WHAT TO DO
Repeat every record below exactly, omitting any pictures.

RECORDS FOR THE TASK
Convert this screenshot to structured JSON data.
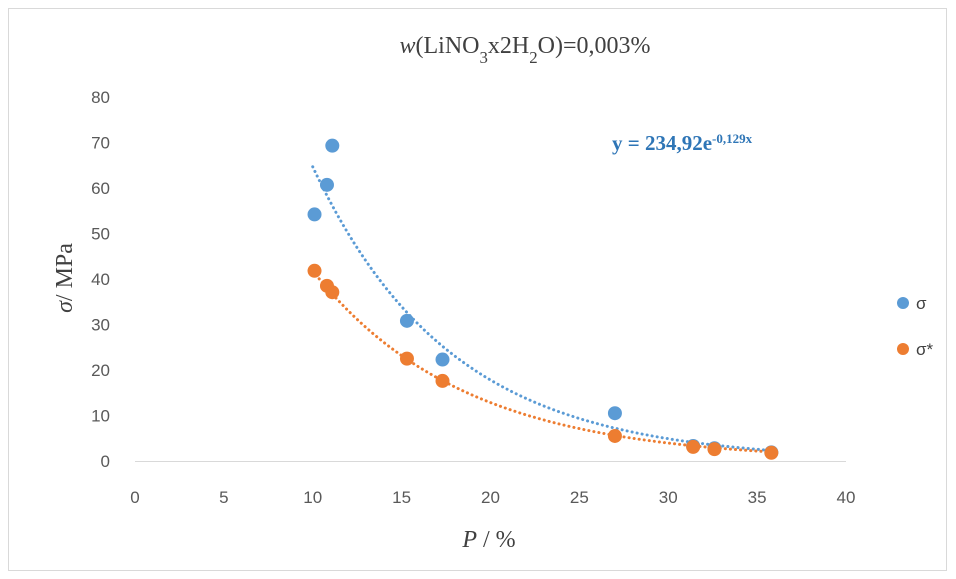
{
  "chart_data": {
    "type": "scatter",
    "title": {
      "parts": [
        {
          "text": "w",
          "italic": true
        },
        {
          "text": "(LiNO"
        },
        {
          "text": "3",
          "sub": true
        },
        {
          "text": "x2H"
        },
        {
          "text": "2",
          "sub": true
        },
        {
          "text": "O)=0,003%"
        }
      ]
    },
    "xlabel": {
      "parts": [
        {
          "text": "P",
          "italic": true
        },
        {
          "text": " / %"
        }
      ]
    },
    "ylabel": {
      "parts": [
        {
          "text": "σ",
          "italic": true
        },
        {
          "text": "/ MPa"
        }
      ]
    },
    "xlim": [
      0,
      40
    ],
    "ylim": [
      0,
      80
    ],
    "xticks": [
      0,
      5,
      10,
      15,
      20,
      25,
      30,
      35,
      40
    ],
    "yticks": [
      0,
      10,
      20,
      30,
      40,
      50,
      60,
      70,
      80
    ],
    "grid": false,
    "legend_position": "right",
    "series": [
      {
        "name": "σ",
        "color": "#5b9bd5",
        "points": [
          [
            10.1,
            54.2
          ],
          [
            10.8,
            60.7
          ],
          [
            11.1,
            69.3
          ],
          [
            15.3,
            30.8
          ],
          [
            17.3,
            22.3
          ],
          [
            27.0,
            10.5
          ],
          [
            31.4,
            3.3
          ],
          [
            32.6,
            2.8
          ],
          [
            35.8,
            1.9
          ]
        ],
        "trendline": {
          "type": "exponential",
          "a": 234.92,
          "b": -0.129,
          "x_range": [
            10.0,
            35.9
          ],
          "color": "#5b9bd5"
        }
      },
      {
        "name": "σ*",
        "color": "#ed7d31",
        "points": [
          [
            10.1,
            41.8
          ],
          [
            10.8,
            38.5
          ],
          [
            11.1,
            37.1
          ],
          [
            15.3,
            22.5
          ],
          [
            17.3,
            17.6
          ],
          [
            27.0,
            5.5
          ],
          [
            31.4,
            3.1
          ],
          [
            32.6,
            2.6
          ],
          [
            35.8,
            1.8
          ]
        ],
        "trendline": {
          "type": "exponential",
          "a": 136.0,
          "b": -0.118,
          "x_range": [
            10.0,
            35.9
          ],
          "color": "#ed7d31"
        }
      }
    ],
    "annotations": [
      {
        "name": "trendline-equation",
        "parts": [
          {
            "text": "y = 234,92e"
          },
          {
            "text": "-0,129x",
            "sup": true
          }
        ],
        "color": "#2e75b6"
      }
    ]
  }
}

TASK SOLUTION
Convert this screenshot to structured JSON data.
{
  "chart_data": {
    "type": "scatter",
    "title": {
      "parts": [
        {
          "text": "w",
          "italic": true
        },
        {
          "text": "(LiNO"
        },
        {
          "text": "3",
          "sub": true
        },
        {
          "text": "x2H"
        },
        {
          "text": "2",
          "sub": true
        },
        {
          "text": "O)=0,003%"
        }
      ]
    },
    "xlabel": {
      "parts": [
        {
          "text": "P",
          "italic": true
        },
        {
          "text": " / %"
        }
      ]
    },
    "ylabel": {
      "parts": [
        {
          "text": "σ",
          "italic": true
        },
        {
          "text": "/ MPa"
        }
      ]
    },
    "xlim": [
      0,
      40
    ],
    "ylim": [
      0,
      80
    ],
    "xticks": [
      0,
      5,
      10,
      15,
      20,
      25,
      30,
      35,
      40
    ],
    "yticks": [
      0,
      10,
      20,
      30,
      40,
      50,
      60,
      70,
      80
    ],
    "grid": false,
    "legend_position": "right",
    "series": [
      {
        "name": "σ",
        "color": "#5b9bd5",
        "points": [
          [
            10.1,
            54.2
          ],
          [
            10.8,
            60.7
          ],
          [
            11.1,
            69.3
          ],
          [
            15.3,
            30.8
          ],
          [
            17.3,
            22.3
          ],
          [
            27.0,
            10.5
          ],
          [
            31.4,
            3.3
          ],
          [
            32.6,
            2.8
          ],
          [
            35.8,
            1.9
          ]
        ],
        "trendline": {
          "type": "exponential",
          "a": 234.92,
          "b": -0.129,
          "x_range": [
            10.0,
            35.9
          ],
          "color": "#5b9bd5"
        }
      },
      {
        "name": "σ*",
        "color": "#ed7d31",
        "points": [
          [
            10.1,
            41.8
          ],
          [
            10.8,
            38.5
          ],
          [
            11.1,
            37.1
          ],
          [
            15.3,
            22.5
          ],
          [
            17.3,
            17.6
          ],
          [
            27.0,
            5.5
          ],
          [
            31.4,
            3.1
          ],
          [
            32.6,
            2.6
          ],
          [
            35.8,
            1.8
          ]
        ],
        "trendline": {
          "type": "exponential",
          "a": 136.0,
          "b": -0.118,
          "x_range": [
            10.0,
            35.9
          ],
          "color": "#ed7d31"
        }
      }
    ],
    "annotations": [
      {
        "name": "trendline-equation",
        "parts": [
          {
            "text": "y = 234,92e"
          },
          {
            "text": "-0,129x",
            "sup": true
          }
        ],
        "color": "#2e75b6"
      }
    ]
  }
}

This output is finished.